Aim of the task:
From the entries below, copy every line that holds the word "Пример".

Dataset content:
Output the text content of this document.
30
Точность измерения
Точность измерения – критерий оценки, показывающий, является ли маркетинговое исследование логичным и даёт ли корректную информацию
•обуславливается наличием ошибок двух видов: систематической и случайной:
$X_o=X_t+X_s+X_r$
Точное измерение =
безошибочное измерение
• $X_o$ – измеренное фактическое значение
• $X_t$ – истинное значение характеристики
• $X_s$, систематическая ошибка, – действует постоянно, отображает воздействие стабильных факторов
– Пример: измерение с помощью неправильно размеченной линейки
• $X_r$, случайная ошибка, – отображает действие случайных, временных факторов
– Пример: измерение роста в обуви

Result below:
– Пример: измерение с помощью неправильно размеченной линейки
– Пример: измерение роста в обуви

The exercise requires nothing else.